*What is required*
Look through the listing below and say how many lines contain the word "with". Nothing else belongs in the reply.

*Provided records*
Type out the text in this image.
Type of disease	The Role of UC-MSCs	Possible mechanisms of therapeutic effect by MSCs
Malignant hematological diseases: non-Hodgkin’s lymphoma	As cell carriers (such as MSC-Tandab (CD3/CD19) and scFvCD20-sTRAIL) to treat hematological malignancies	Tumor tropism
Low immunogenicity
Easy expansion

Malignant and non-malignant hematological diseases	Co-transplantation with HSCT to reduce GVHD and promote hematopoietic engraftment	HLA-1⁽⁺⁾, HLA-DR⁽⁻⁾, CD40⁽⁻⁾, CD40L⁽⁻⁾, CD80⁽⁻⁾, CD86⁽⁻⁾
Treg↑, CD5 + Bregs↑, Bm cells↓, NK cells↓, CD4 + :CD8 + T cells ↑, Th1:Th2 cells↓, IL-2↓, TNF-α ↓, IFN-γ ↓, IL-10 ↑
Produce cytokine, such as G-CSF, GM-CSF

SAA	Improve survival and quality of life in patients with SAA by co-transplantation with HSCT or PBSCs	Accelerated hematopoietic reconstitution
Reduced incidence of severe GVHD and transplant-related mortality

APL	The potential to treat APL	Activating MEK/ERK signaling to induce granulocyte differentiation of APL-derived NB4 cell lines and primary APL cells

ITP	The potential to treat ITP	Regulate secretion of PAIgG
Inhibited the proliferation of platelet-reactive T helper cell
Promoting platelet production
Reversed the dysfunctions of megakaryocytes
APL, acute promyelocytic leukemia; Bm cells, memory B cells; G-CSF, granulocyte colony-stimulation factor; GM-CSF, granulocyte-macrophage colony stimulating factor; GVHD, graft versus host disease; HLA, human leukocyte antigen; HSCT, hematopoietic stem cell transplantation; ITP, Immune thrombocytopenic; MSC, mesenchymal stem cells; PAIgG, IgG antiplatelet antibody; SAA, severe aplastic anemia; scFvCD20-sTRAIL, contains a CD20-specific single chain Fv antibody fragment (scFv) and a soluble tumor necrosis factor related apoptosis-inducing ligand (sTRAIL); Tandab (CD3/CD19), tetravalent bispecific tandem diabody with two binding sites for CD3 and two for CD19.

*Your solution*
3